> [Do this] Each record below should be repeated precisely as written.

━━━ Task input

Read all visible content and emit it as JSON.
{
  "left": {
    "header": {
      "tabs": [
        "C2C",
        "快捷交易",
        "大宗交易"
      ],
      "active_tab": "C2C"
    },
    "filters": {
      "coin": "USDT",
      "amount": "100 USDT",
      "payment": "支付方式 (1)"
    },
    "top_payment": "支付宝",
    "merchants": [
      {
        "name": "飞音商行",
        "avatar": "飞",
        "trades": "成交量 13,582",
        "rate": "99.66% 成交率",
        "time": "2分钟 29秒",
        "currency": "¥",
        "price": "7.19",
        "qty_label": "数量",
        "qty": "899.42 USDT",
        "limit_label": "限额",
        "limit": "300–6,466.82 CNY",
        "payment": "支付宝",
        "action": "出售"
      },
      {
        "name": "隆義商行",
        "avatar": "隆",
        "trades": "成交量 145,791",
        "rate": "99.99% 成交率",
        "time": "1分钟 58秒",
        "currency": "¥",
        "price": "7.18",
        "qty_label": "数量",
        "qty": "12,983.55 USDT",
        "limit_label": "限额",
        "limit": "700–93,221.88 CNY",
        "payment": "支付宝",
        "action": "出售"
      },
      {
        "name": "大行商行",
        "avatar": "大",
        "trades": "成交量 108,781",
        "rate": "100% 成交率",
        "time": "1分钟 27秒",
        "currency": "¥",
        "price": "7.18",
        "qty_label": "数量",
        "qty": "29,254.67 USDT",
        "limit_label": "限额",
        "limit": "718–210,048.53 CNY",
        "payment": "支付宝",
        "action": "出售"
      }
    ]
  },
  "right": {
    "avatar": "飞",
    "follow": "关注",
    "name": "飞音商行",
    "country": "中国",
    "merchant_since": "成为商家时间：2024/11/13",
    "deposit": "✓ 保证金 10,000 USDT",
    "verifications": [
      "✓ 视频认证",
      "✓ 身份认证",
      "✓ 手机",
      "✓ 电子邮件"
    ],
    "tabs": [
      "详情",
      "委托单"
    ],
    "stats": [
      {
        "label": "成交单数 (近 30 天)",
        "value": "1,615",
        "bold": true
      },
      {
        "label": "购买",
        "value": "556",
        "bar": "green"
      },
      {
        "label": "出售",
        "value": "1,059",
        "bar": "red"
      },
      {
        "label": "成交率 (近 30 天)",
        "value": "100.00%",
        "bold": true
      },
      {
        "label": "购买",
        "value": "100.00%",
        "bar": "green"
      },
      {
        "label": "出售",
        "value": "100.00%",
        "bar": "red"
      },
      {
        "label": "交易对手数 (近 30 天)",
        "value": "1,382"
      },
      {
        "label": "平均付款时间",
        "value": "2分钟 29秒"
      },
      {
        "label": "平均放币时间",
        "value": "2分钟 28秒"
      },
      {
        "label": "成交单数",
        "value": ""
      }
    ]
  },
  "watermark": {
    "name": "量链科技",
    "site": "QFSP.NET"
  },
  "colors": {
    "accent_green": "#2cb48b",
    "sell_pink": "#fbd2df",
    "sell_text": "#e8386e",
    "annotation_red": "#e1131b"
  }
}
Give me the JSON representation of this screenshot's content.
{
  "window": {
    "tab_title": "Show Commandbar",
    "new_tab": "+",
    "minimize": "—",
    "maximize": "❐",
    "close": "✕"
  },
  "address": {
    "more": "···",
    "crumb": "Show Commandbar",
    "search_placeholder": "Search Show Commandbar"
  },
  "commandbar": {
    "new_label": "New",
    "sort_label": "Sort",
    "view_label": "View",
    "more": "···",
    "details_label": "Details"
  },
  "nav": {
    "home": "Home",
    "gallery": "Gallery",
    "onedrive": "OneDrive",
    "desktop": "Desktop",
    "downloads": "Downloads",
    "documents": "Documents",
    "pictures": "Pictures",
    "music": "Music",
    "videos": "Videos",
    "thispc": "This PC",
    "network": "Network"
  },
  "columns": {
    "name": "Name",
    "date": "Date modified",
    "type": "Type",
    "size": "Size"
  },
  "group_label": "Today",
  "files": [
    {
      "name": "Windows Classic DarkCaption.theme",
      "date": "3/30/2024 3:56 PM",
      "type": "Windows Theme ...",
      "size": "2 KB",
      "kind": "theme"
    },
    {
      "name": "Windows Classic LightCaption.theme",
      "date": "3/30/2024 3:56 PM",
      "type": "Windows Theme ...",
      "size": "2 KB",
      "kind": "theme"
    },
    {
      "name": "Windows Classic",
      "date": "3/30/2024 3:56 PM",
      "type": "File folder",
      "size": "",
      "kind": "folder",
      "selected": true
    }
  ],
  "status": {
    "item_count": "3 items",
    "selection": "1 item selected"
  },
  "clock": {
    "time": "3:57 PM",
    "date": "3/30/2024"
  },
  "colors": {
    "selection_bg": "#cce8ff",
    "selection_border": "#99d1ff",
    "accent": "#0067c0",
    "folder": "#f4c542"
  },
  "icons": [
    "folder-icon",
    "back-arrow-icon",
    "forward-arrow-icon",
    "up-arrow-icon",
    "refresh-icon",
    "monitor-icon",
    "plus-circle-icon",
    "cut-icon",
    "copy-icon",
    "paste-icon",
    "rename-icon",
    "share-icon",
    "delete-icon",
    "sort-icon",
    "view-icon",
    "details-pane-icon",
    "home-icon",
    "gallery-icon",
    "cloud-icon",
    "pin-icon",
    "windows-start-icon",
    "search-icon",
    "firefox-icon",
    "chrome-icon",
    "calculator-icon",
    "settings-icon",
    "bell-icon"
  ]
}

━━━━━━

> [Written answer]
Read all visible content and emit it as JSON.
{
  "left": {
    "header": {
      "tabs": [
        "C2C",
        "快捷交易",
        "大宗交易"
      ],
      "active_tab": "C2C"
    },
    "filters": {
      "coin": "USDT",
      "amount": "100 USDT",
      "payment": "支付方式 (1)"
    },
    "top_payment": "支付宝",
    "merchants": [
      {
        "name": "飞音商行",
        "avatar": "飞",
        "trades": "成交量 13,582",
        "rate": "99.66% 成交率",
        "time": "2分钟 29秒",
        "currency": "¥",
        "price": "7.19",
        "qty_label": "数量",
        "qty": "899.42 USDT",
        "limit_label": "限额",
        "limit": "300–6,466.82 CNY",
        "payment": "支付宝",
        "action": "出售"
      },
      {
        "name": "隆義商行",
        "avatar": "隆",
        "trades": "成交量 145,791",
        "rate": "99.99% 成交率",
        "time": "1分钟 58秒",
        "currency": "¥",
        "price": "7.18",
        "qty_label": "数量",
        "qty": "12,983.55 USDT",
        "limit_label": "限额",
        "limit": "700–93,221.88 CNY",
        "payment": "支付宝",
        "action": "出售"
      },
      {
        "name": "大行商行",
        "avatar": "大",
        "trades": "成交量 108,781",
        "rate": "100% 成交率",
        "time": "1分钟 27秒",
        "currency": "¥",
        "price": "7.18",
        "qty_label": "数量",
        "qty": "29,254.67 USDT",
        "limit_label": "限额",
        "limit": "718–210,048.53 CNY",
        "payment": "支付宝",
        "action": "出售"
      }
    ]
  },
  "right": {
    "avatar": "飞",
    "follow": "关注",
    "name": "飞音商行",
    "country": "中国",
    "merchant_since": "成为商家时间：2024/11/13",
    "deposit": "✓ 保证金 10,000 USDT",
    "verifications": [
      "✓ 视频认证",
      "✓ 身份认证",
      "✓ 手机",
      "✓ 电子邮件"
    ],
    "tabs": [
      "详情",
      "委托单"
    ],
    "stats": [
      {
        "label": "成交单数 (近 30 天)",
        "value": "1,615",
        "bold": true
      },
      {
        "label": "购买",
        "value": "556",
        "bar": "green"
      },
      {
        "label": "出售",
        "value": "1,059",
        "bar": "red"
      },
      {
        "label": "成交率 (近 30 天)",
        "value": "100.00%",
        "bold": true
      },
      {
        "label": "购买",
        "value": "100.00%",
        "bar": "green"
      },
      {
        "label": "出售",
        "value": "100.00%",
        "bar": "red"
      },
      {
        "label": "交易对手数 (近 30 天)",
        "value": "1,382"
      },
      {
        "label": "平均付款时间",
        "value": "2分钟 29秒"
      },
      {
        "label": "平均放币时间",
        "value": "2分钟 28秒"
      },
      {
        "label": "成交单数",
        "value": ""
      }
    ]
  },
  "watermark": {
    "name": "量链科技",
    "site": "QFSP.NET"
  },
  "colors": {
    "accent_green": "#2cb48b",
    "sell_pink": "#fbd2df",
    "sell_text": "#e8386e",
    "annotation_red": "#e1131b"
  }
}
Give me the JSON representation of this screenshot's content.
{
  "window": {
    "tab_title": "Show Commandbar",
    "new_tab": "+",
    "minimize": "—",
    "maximize": "❐",
    "close": "✕"
  },
  "address": {
    "more": "···",
    "crumb": "Show Commandbar",
    "search_placeholder": "Search Show Commandbar"
  },
  "commandbar": {
    "new_label": "New",
    "sort_label": "Sort",
    "view_label": "View",
    "more": "···",
    "details_label": "Details"
  },
  "nav": {
    "home": "Home",
    "gallery": "Gallery",
    "onedrive": "OneDrive",
    "desktop": "Desktop",
    "downloads": "Downloads",
    "documents": "Documents",
    "pictures": "Pictures",
    "music": "Music",
    "videos": "Videos",
    "thispc": "This PC",
    "network": "Network"
  },
  "columns": {
    "name": "Name",
    "date": "Date modified",
    "type": "Type",
    "size": "Size"
  },
  "group_label": "Today",
  "files": [
    {
      "name": "Windows Classic DarkCaption.theme",
      "date": "3/30/2024 3:56 PM",
      "type": "Windows Theme ...",
      "size": "2 KB",
      "kind": "theme"
    },
    {
      "name": "Windows Classic LightCaption.theme",
      "date": "3/30/2024 3:56 PM",
      "type": "Windows Theme ...",
      "size": "2 KB",
      "kind": "theme"
    },
    {
      "name": "Windows Classic",
      "date": "3/30/2024 3:56 PM",
      "type": "File folder",
      "size": "",
      "kind": "folder",
      "selected": true
    }
  ],
  "status": {
    "item_count": "3 items",
    "selection": "1 item selected"
  },
  "clock": {
    "time": "3:57 PM",
    "date": "3/30/2024"
  },
  "colors": {
    "selection_bg": "#cce8ff",
    "selection_border": "#99d1ff",
    "accent": "#0067c0",
    "folder": "#f4c542"
  },
  "icons": [
    "folder-icon",
    "back-arrow-icon",
    "forward-arrow-icon",
    "up-arrow-icon",
    "refresh-icon",
    "monitor-icon",
    "plus-circle-icon",
    "cut-icon",
    "copy-icon",
    "paste-icon",
    "rename-icon",
    "share-icon",
    "delete-icon",
    "sort-icon",
    "view-icon",
    "details-pane-icon",
    "home-icon",
    "gallery-icon",
    "cloud-icon",
    "pin-icon",
    "windows-start-icon",
    "search-icon",
    "firefox-icon",
    "chrome-icon",
    "calculator-icon",
    "settings-icon",
    "bell-icon"
  ]
}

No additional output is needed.